◆ **RECORDS FOR THIS EXERCISE**:
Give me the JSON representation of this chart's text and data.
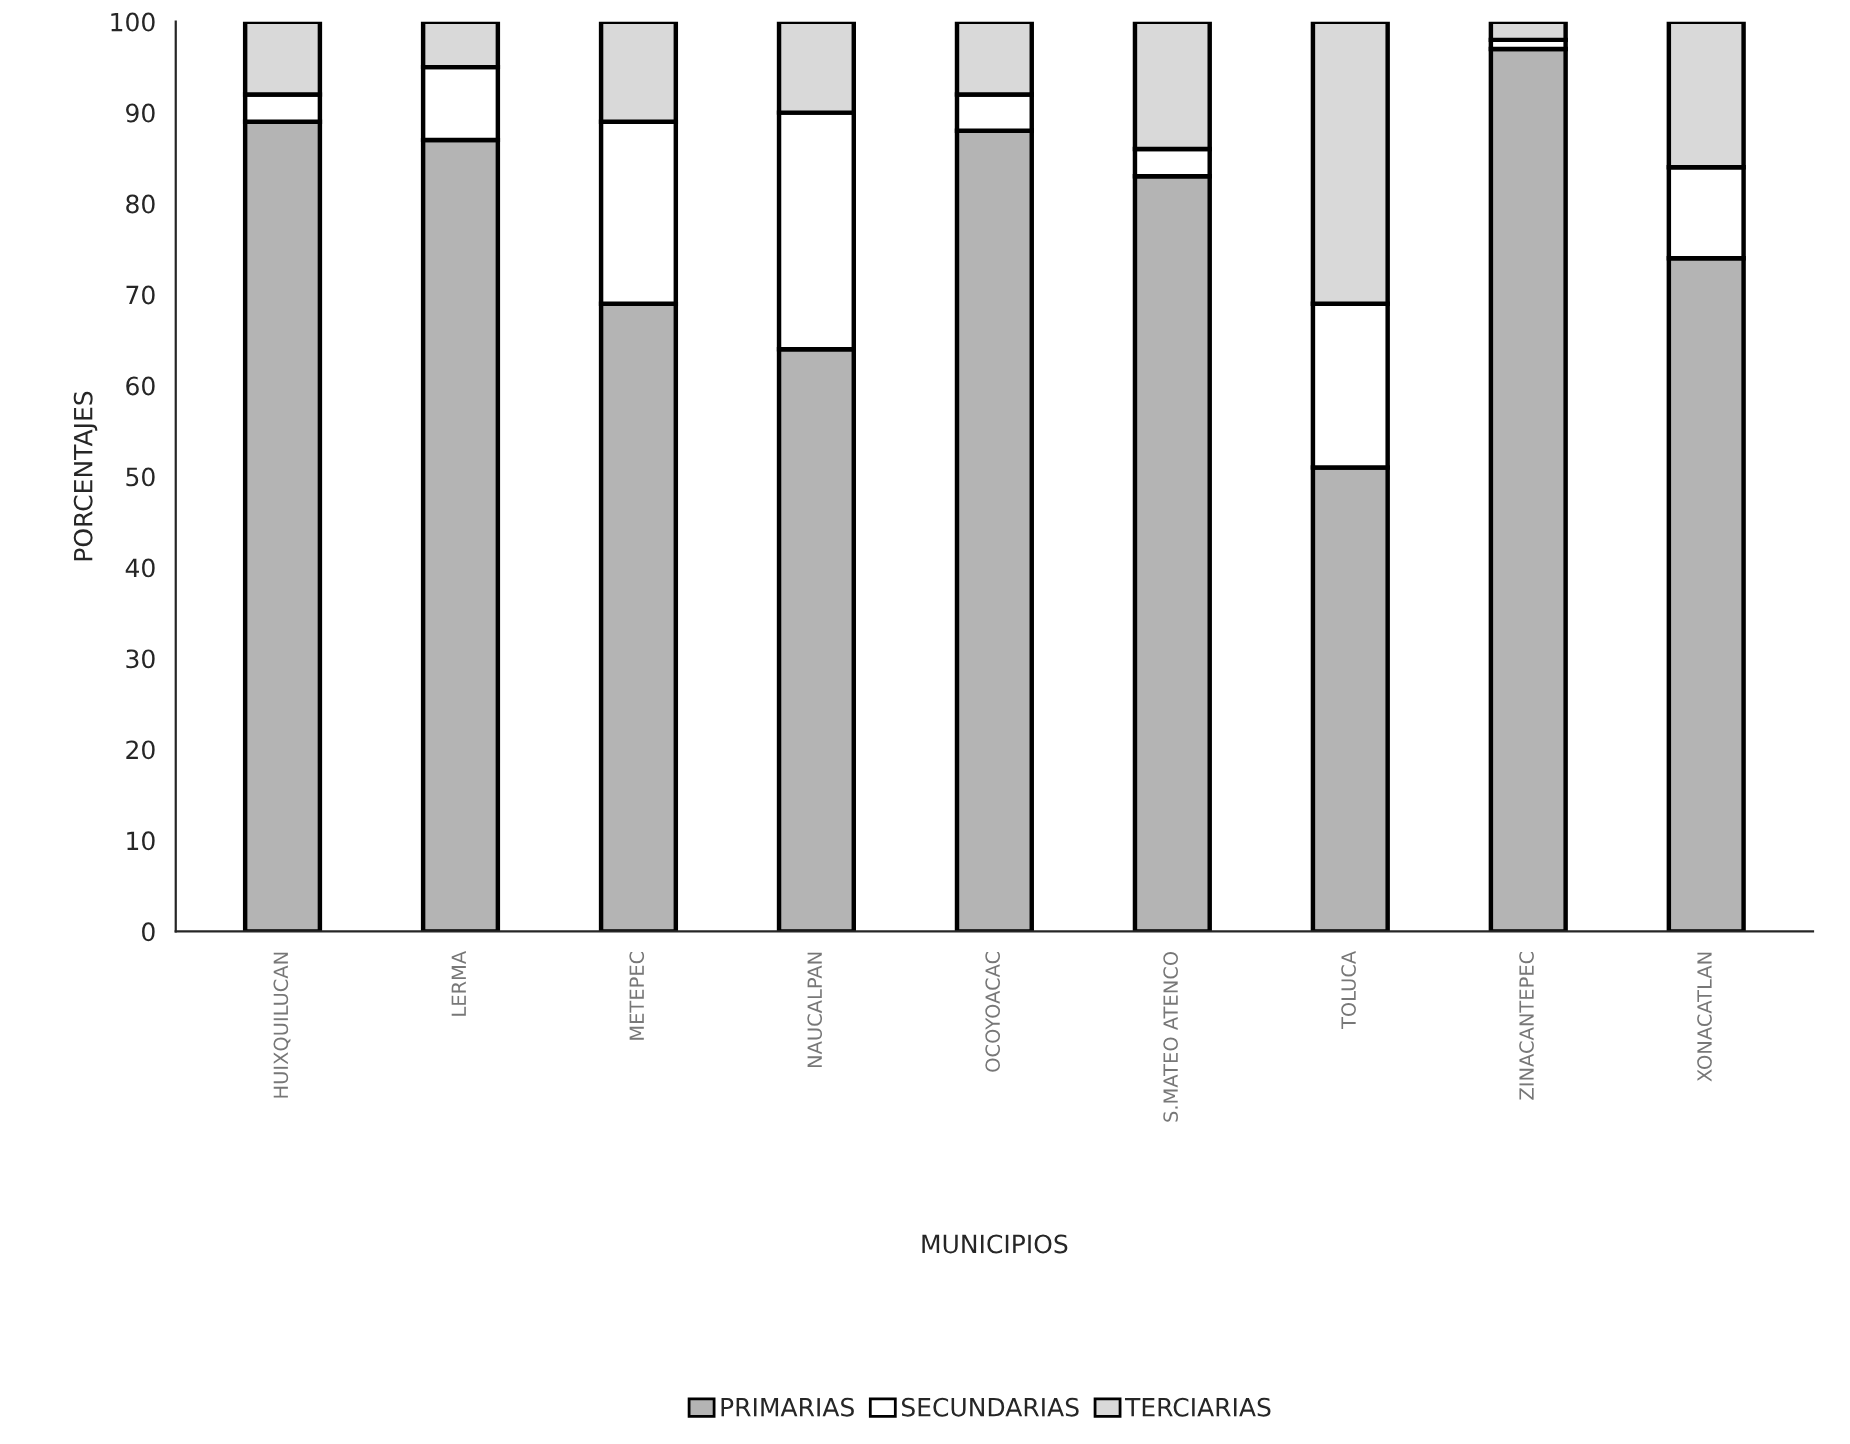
{
  "chart_data": {
    "type": "bar",
    "stacked": true,
    "xlabel": "MUNICIPIOS",
    "ylabel": "PORCENTAJES",
    "categories": [
      "HUIXQUILUCAN",
      "LERMA",
      "METEPEC",
      "NAUCALPAN",
      "OCOYOACAC",
      "S.MATEO ATENCO",
      "TOLUCA",
      "ZINACANTEPEC",
      "XONACATLAN"
    ],
    "series": [
      {
        "name": "PRIMARIAS",
        "color": "#b4b4b4",
        "values": [
          89,
          87,
          69,
          64,
          88,
          83,
          51,
          97,
          74
        ]
      },
      {
        "name": "SECUNDARIAS",
        "color": "#ffffff",
        "values": [
          3,
          8,
          20,
          26,
          4,
          3,
          18,
          1,
          10
        ]
      },
      {
        "name": "TERCIARIAS",
        "color": "#d9d9d9",
        "values": [
          8,
          5,
          11,
          10,
          8,
          14,
          31,
          2,
          16
        ]
      }
    ],
    "ylim": [
      0,
      100
    ],
    "yticks": [
      0,
      10,
      20,
      30,
      40,
      50,
      60,
      70,
      80,
      90,
      100
    ],
    "grid": false,
    "legend": "bottom"
  }
}
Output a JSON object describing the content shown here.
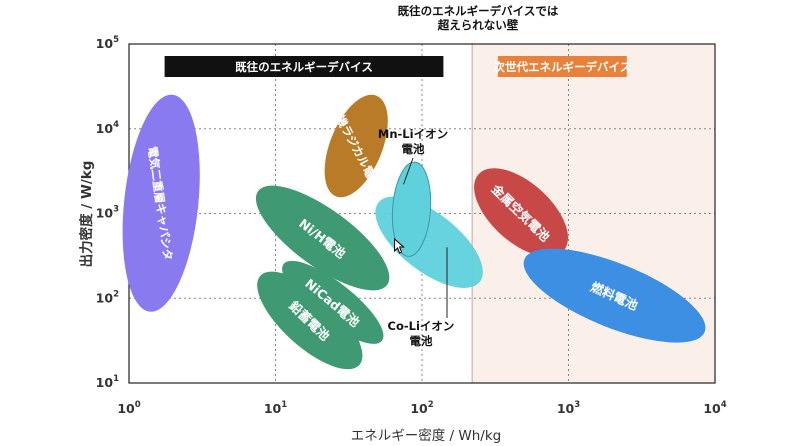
{
  "chart_data": {
    "type": "scatter",
    "title_line1": "既往のエネルギーデバイスでは",
    "title_line2": "超えられない壁",
    "xlabel": "エネルギー密度 / Wh/kg",
    "ylabel": "出力密度 / W/kg",
    "xscale": "log",
    "yscale": "log",
    "xlim": [
      1,
      10000
    ],
    "ylim": [
      10,
      100000
    ],
    "x_ticks": [
      {
        "base": "10",
        "exp": "0"
      },
      {
        "base": "10",
        "exp": "1"
      },
      {
        "base": "10",
        "exp": "2"
      },
      {
        "base": "10",
        "exp": "3"
      },
      {
        "base": "10",
        "exp": "4"
      }
    ],
    "y_ticks": [
      {
        "base": "10",
        "exp": "1"
      },
      {
        "base": "10",
        "exp": "2"
      },
      {
        "base": "10",
        "exp": "3"
      },
      {
        "base": "10",
        "exp": "4"
      },
      {
        "base": "10",
        "exp": "5"
      }
    ],
    "grid": true,
    "regions": [
      {
        "label": "既往のエネルギーデバイス",
        "x_from": 1,
        "x_to": 220,
        "color": "#111111",
        "text_color": "#ffffff",
        "shaded": false
      },
      {
        "label": "次世代エネルギーデバイス",
        "x_from": 220,
        "x_to": 10000,
        "color": "#e8823a",
        "text_color": "#ffffff",
        "shaded": true,
        "shade_color": "#fbefe9"
      }
    ],
    "series": [
      {
        "name": "電気二重層キャパシタ",
        "x_range": [
          1.1,
          2.5
        ],
        "y_range": [
          70,
          25000
        ],
        "color": "#8a7af0",
        "text_color": "#ffffff",
        "vertical_text": true
      },
      {
        "name": "有機ラジカル電池",
        "x_range": [
          23,
          55
        ],
        "y_range": [
          1700,
          23000
        ],
        "color": "#b97b27",
        "text_color": "#ffffff",
        "vertical_text": true
      },
      {
        "name": "Ni/H電池",
        "x_range": [
          8,
          55
        ],
        "y_range": [
          120,
          2200
        ],
        "color": "#3f9a74",
        "text_color": "#ffffff",
        "vertical_text": false
      },
      {
        "name": "NiCad電池",
        "x_range": [
          11,
          55
        ],
        "y_range": [
          32,
          250
        ],
        "color": "#3f9a74",
        "text_color": "#ffffff",
        "vertical_text": false
      },
      {
        "name": "鉛蓄電池",
        "x_range": [
          7,
          42
        ],
        "y_range": [
          20,
          150
        ],
        "color": "#3f9a74",
        "text_color": "#ffffff",
        "vertical_text": false
      },
      {
        "name": "Mn-Liイオン電池",
        "label_line1": "Mn-Liイオン",
        "label_line2": "電池",
        "x_range": [
          60,
          120
        ],
        "y_range": [
          350,
          3600
        ],
        "color": "#5ed1dc",
        "text_color": "#111111",
        "vertical_text": false
      },
      {
        "name": "Co-Liイオン電池",
        "label_line1": "Co-Liイオン",
        "label_line2": "電池",
        "x_range": [
          50,
          250
        ],
        "y_range": [
          150,
          1400
        ],
        "color": "#5ed1dc",
        "text_color": "#111111",
        "vertical_text": false
      },
      {
        "name": "金属空気電池",
        "x_range": [
          250,
          900
        ],
        "y_range": [
          330,
          3200
        ],
        "color": "#c84848",
        "text_color": "#ffffff",
        "vertical_text": false
      },
      {
        "name": "燃料電池",
        "x_range": [
          500,
          8500
        ],
        "y_range": [
          35,
          330
        ],
        "color": "#3d8fe4",
        "text_color": "#ffffff",
        "vertical_text": false
      }
    ]
  }
}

◆ **PROBLEM REQUIREMENTS**:
Replicate the material above verbatim; images stay out of the copy.

◆ **COMPLETE ANSWER**:
Give me the JSON representation of this chart's text and data.
{
  "chart_data": {
    "type": "bar",
    "stacked": true,
    "xlabel": "MUNICIPIOS",
    "ylabel": "PORCENTAJES",
    "categories": [
      "HUIXQUILUCAN",
      "LERMA",
      "METEPEC",
      "NAUCALPAN",
      "OCOYOACAC",
      "S.MATEO ATENCO",
      "TOLUCA",
      "ZINACANTEPEC",
      "XONACATLAN"
    ],
    "series": [
      {
        "name": "PRIMARIAS",
        "color": "#b4b4b4",
        "values": [
          89,
          87,
          69,
          64,
          88,
          83,
          51,
          97,
          74
        ]
      },
      {
        "name": "SECUNDARIAS",
        "color": "#ffffff",
        "values": [
          3,
          8,
          20,
          26,
          4,
          3,
          18,
          1,
          10
        ]
      },
      {
        "name": "TERCIARIAS",
        "color": "#d9d9d9",
        "values": [
          8,
          5,
          11,
          10,
          8,
          14,
          31,
          2,
          16
        ]
      }
    ],
    "ylim": [
      0,
      100
    ],
    "yticks": [
      0,
      10,
      20,
      30,
      40,
      50,
      60,
      70,
      80,
      90,
      100
    ],
    "grid": false,
    "legend": "bottom"
  }
}
Output a JSON object describing the content shown here.
{
  "chart_data": {
    "type": "scatter",
    "title_line1": "既往のエネルギーデバイスでは",
    "title_line2": "超えられない壁",
    "xlabel": "エネルギー密度 / Wh/kg",
    "ylabel": "出力密度 / W/kg",
    "xscale": "log",
    "yscale": "log",
    "xlim": [
      1,
      10000
    ],
    "ylim": [
      10,
      100000
    ],
    "x_ticks": [
      {
        "base": "10",
        "exp": "0"
      },
      {
        "base": "10",
        "exp": "1"
      },
      {
        "base": "10",
        "exp": "2"
      },
      {
        "base": "10",
        "exp": "3"
      },
      {
        "base": "10",
        "exp": "4"
      }
    ],
    "y_ticks": [
      {
        "base": "10",
        "exp": "1"
      },
      {
        "base": "10",
        "exp": "2"
      },
      {
        "base": "10",
        "exp": "3"
      },
      {
        "base": "10",
        "exp": "4"
      },
      {
        "base": "10",
        "exp": "5"
      }
    ],
    "grid": true,
    "regions": [
      {
        "label": "既往のエネルギーデバイス",
        "x_from": 1,
        "x_to": 220,
        "color": "#111111",
        "text_color": "#ffffff",
        "shaded": false
      },
      {
        "label": "次世代エネルギーデバイス",
        "x_from": 220,
        "x_to": 10000,
        "color": "#e8823a",
        "text_color": "#ffffff",
        "shaded": true,
        "shade_color": "#fbefe9"
      }
    ],
    "series": [
      {
        "name": "電気二重層キャパシタ",
        "x_range": [
          1.1,
          2.5
        ],
        "y_range": [
          70,
          25000
        ],
        "color": "#8a7af0",
        "text_color": "#ffffff",
        "vertical_text": true
      },
      {
        "name": "有機ラジカル電池",
        "x_range": [
          23,
          55
        ],
        "y_range": [
          1700,
          23000
        ],
        "color": "#b97b27",
        "text_color": "#ffffff",
        "vertical_text": true
      },
      {
        "name": "Ni/H電池",
        "x_range": [
          8,
          55
        ],
        "y_range": [
          120,
          2200
        ],
        "color": "#3f9a74",
        "text_color": "#ffffff",
        "vertical_text": false
      },
      {
        "name": "NiCad電池",
        "x_range": [
          11,
          55
        ],
        "y_range": [
          32,
          250
        ],
        "color": "#3f9a74",
        "text_color": "#ffffff",
        "vertical_text": false
      },
      {
        "name": "鉛蓄電池",
        "x_range": [
          7,
          42
        ],
        "y_range": [
          20,
          150
        ],
        "color": "#3f9a74",
        "text_color": "#ffffff",
        "vertical_text": false
      },
      {
        "name": "Mn-Liイオン電池",
        "label_line1": "Mn-Liイオン",
        "label_line2": "電池",
        "x_range": [
          60,
          120
        ],
        "y_range": [
          350,
          3600
        ],
        "color": "#5ed1dc",
        "text_color": "#111111",
        "vertical_text": false
      },
      {
        "name": "Co-Liイオン電池",
        "label_line1": "Co-Liイオン",
        "label_line2": "電池",
        "x_range": [
          50,
          250
        ],
        "y_range": [
          150,
          1400
        ],
        "color": "#5ed1dc",
        "text_color": "#111111",
        "vertical_text": false
      },
      {
        "name": "金属空気電池",
        "x_range": [
          250,
          900
        ],
        "y_range": [
          330,
          3200
        ],
        "color": "#c84848",
        "text_color": "#ffffff",
        "vertical_text": false
      },
      {
        "name": "燃料電池",
        "x_range": [
          500,
          8500
        ],
        "y_range": [
          35,
          330
        ],
        "color": "#3d8fe4",
        "text_color": "#ffffff",
        "vertical_text": false
      }
    ]
  }
}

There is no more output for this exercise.